---- Record extracts
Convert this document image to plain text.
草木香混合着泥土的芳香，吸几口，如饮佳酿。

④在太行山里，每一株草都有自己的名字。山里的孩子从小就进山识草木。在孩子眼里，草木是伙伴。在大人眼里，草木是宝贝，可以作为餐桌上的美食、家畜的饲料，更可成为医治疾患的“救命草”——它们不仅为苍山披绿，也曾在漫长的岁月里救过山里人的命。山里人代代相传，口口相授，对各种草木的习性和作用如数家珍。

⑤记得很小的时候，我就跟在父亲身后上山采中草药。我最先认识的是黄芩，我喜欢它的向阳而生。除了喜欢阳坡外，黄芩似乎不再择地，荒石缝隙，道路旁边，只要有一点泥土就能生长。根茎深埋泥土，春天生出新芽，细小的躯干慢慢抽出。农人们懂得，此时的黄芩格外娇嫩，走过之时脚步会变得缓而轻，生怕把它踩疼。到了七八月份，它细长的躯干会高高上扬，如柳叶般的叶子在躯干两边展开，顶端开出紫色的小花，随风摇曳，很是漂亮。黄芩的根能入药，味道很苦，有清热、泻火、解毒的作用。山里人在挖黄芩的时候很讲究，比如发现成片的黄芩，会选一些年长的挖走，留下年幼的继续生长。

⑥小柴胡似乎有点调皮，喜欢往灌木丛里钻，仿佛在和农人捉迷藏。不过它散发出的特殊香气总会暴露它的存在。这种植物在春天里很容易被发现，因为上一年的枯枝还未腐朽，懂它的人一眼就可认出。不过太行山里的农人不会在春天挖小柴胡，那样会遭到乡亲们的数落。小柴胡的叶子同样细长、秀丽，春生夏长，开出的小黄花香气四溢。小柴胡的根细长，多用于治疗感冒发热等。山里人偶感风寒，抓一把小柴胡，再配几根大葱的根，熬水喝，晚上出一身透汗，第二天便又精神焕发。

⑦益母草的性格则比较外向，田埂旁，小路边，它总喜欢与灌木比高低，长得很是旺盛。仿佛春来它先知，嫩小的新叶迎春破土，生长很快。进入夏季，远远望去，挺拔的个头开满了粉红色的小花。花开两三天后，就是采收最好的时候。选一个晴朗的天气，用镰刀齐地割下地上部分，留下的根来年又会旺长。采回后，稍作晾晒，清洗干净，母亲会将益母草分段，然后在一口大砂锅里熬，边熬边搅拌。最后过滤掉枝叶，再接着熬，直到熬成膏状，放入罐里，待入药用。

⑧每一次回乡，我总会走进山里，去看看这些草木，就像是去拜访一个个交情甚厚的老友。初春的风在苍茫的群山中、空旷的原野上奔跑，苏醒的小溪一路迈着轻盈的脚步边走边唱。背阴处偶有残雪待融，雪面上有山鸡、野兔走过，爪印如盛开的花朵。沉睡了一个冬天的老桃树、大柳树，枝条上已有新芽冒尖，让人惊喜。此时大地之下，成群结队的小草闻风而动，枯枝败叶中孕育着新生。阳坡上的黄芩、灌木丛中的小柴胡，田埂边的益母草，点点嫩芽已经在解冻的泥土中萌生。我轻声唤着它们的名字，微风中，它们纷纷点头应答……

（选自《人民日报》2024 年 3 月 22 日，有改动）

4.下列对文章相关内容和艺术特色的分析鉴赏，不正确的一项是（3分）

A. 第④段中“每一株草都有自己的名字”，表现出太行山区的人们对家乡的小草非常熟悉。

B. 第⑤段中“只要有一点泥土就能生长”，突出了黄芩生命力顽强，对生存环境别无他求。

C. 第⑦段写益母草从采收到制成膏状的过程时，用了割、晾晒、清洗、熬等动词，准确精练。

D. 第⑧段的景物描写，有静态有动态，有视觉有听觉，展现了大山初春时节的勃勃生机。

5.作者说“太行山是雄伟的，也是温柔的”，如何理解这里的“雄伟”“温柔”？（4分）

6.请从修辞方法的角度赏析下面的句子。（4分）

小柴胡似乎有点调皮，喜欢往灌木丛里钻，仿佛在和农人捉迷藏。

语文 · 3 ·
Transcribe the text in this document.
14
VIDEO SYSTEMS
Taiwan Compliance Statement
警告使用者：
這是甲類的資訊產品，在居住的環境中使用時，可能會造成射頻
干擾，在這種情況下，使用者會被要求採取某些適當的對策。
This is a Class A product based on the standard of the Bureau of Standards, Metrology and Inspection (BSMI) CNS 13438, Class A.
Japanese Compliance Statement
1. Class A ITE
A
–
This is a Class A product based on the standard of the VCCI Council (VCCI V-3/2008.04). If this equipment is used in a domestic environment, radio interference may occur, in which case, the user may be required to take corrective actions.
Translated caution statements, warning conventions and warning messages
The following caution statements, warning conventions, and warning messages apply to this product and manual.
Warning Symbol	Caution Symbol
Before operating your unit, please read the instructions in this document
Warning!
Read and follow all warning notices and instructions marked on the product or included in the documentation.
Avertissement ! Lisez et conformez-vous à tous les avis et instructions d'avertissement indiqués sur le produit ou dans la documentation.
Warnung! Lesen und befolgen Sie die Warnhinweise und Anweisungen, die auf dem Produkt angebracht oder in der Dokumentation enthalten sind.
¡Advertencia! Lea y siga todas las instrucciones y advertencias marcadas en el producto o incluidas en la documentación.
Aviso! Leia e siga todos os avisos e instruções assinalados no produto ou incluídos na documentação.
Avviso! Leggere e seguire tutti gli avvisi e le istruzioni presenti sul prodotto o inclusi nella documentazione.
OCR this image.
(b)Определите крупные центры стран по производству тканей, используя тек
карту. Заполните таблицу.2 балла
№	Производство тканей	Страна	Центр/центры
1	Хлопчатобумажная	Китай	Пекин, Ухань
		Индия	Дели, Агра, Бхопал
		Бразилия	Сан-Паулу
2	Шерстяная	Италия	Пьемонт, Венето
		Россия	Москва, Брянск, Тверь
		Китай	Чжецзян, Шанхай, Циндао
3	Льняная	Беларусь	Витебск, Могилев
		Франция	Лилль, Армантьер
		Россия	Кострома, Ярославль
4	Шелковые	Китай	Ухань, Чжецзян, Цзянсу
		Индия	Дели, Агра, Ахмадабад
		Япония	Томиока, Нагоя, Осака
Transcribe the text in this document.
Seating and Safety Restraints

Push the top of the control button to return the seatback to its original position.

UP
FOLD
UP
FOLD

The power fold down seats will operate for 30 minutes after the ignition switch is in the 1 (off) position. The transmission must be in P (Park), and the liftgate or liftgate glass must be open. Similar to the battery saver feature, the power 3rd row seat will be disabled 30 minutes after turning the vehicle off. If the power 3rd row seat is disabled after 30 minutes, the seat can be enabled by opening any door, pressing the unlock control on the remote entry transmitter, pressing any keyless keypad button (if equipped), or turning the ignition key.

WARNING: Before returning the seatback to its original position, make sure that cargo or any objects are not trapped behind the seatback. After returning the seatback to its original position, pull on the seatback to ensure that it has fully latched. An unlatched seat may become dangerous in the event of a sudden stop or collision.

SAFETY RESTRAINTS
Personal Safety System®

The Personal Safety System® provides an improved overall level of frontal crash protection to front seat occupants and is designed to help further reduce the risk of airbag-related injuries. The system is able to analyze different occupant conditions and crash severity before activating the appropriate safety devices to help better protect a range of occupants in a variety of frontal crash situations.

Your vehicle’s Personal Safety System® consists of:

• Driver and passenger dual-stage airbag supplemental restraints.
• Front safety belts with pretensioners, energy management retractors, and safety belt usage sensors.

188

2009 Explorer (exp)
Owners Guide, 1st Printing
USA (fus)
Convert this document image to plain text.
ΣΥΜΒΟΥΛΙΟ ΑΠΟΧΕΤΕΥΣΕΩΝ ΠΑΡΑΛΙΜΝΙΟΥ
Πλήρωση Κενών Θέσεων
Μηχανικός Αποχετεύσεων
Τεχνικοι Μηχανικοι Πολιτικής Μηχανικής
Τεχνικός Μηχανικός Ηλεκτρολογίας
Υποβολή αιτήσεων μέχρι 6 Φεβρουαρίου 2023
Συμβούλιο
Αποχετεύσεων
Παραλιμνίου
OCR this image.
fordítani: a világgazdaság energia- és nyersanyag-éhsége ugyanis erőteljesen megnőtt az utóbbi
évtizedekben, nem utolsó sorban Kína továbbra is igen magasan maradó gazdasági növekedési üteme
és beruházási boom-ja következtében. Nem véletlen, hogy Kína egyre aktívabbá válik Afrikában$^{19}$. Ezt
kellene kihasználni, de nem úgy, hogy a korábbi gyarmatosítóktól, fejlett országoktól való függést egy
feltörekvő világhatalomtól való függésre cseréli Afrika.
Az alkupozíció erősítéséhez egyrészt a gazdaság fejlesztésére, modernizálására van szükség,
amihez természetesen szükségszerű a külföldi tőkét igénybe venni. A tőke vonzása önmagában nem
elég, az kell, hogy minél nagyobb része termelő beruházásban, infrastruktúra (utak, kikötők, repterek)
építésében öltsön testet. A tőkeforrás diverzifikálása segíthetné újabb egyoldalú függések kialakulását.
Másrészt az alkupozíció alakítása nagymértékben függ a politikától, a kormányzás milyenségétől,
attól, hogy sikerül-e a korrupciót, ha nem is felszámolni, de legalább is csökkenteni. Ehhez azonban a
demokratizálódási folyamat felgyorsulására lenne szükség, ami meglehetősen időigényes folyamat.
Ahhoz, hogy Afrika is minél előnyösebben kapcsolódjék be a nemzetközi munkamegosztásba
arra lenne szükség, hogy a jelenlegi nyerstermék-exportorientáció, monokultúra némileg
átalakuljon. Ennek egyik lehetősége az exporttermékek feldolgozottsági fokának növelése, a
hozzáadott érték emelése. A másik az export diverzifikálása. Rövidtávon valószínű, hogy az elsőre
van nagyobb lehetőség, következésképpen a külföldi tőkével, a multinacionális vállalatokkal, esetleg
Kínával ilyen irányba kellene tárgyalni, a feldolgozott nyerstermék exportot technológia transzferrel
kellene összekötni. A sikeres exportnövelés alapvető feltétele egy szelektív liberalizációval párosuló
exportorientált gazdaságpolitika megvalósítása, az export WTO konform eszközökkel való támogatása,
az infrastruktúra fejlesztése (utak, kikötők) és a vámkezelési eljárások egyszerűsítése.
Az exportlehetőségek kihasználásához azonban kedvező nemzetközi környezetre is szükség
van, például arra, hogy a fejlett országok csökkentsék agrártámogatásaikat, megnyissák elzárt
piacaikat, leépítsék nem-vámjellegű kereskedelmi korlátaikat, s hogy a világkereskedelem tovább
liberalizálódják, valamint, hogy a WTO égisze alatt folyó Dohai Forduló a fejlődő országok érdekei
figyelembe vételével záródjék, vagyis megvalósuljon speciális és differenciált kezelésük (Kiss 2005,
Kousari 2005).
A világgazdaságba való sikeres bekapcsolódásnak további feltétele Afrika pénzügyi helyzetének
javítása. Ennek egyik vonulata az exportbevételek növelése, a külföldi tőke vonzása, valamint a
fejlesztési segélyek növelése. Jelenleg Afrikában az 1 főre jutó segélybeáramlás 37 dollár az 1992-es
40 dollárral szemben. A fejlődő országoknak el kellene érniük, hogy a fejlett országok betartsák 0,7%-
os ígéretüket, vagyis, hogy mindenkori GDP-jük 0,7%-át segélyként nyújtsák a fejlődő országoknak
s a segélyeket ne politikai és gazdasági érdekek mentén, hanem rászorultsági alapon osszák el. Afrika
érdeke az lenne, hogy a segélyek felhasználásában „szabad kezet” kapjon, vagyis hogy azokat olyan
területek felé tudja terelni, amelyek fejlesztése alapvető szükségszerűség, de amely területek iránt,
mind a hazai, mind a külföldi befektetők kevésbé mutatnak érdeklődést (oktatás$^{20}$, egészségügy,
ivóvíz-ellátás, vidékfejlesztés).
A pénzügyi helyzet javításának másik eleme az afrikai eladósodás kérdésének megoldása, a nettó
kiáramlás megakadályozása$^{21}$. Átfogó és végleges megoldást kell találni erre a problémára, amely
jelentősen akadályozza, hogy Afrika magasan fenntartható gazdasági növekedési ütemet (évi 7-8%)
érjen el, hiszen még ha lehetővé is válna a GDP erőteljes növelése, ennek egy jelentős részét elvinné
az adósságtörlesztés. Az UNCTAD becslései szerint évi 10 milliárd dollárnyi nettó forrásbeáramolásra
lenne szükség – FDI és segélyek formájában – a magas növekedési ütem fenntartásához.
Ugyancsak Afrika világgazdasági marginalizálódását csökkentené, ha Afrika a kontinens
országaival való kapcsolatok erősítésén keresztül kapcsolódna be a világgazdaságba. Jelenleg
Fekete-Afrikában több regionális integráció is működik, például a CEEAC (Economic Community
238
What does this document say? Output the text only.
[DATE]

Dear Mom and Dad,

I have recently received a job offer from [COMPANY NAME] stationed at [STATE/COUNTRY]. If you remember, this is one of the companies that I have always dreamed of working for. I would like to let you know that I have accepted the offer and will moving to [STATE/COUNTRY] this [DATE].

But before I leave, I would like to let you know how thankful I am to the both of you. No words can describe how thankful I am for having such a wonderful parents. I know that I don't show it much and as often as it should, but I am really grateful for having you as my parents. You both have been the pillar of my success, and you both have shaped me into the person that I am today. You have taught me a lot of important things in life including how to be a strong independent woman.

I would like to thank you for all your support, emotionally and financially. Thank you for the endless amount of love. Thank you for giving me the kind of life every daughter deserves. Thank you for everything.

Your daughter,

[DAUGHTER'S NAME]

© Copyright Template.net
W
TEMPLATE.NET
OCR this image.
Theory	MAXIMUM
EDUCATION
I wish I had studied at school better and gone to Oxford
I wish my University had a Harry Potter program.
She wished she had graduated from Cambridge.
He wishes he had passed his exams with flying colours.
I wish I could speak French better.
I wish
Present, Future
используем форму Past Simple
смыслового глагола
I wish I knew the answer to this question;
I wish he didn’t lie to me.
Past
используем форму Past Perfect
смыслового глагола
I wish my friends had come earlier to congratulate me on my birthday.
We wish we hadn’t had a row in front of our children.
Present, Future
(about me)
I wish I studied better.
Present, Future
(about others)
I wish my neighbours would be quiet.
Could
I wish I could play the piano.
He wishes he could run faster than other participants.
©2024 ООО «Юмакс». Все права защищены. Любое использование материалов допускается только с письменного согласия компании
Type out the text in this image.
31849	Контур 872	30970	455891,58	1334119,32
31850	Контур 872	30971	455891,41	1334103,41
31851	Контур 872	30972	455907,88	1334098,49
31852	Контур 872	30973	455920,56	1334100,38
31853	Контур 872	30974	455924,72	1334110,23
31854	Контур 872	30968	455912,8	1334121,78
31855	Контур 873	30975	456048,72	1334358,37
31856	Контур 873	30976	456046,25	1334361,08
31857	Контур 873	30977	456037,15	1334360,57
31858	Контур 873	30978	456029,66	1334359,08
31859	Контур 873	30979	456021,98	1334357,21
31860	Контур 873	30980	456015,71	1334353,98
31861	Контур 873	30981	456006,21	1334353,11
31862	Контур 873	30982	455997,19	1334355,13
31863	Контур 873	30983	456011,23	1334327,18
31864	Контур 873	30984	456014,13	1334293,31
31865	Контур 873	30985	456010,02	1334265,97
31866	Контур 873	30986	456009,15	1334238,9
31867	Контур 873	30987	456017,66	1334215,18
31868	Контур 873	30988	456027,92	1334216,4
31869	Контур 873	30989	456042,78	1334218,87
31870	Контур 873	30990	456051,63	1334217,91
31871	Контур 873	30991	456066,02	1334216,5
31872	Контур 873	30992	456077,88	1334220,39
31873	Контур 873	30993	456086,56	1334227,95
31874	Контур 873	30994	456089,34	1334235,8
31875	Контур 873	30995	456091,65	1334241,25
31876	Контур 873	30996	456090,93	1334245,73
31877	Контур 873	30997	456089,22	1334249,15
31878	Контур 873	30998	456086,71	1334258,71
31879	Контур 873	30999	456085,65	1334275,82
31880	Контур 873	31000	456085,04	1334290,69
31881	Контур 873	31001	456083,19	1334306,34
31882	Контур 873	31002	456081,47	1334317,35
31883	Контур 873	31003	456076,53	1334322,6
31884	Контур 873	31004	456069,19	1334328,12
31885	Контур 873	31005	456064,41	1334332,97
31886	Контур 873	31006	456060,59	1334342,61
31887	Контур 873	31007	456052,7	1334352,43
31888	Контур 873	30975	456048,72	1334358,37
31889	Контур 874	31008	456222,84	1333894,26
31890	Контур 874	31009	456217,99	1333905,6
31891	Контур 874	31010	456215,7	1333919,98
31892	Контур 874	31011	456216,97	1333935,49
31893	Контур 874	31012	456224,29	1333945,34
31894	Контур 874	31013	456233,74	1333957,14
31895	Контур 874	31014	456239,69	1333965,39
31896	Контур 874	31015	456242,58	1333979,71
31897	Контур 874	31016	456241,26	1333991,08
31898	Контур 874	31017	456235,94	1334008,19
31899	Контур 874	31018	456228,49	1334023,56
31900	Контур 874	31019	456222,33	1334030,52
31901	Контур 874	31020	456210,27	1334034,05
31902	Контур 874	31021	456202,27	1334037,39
--------
Task to complete
In the entries above, count every line containing the word "Агра". Write only the total.

Answer for the task
2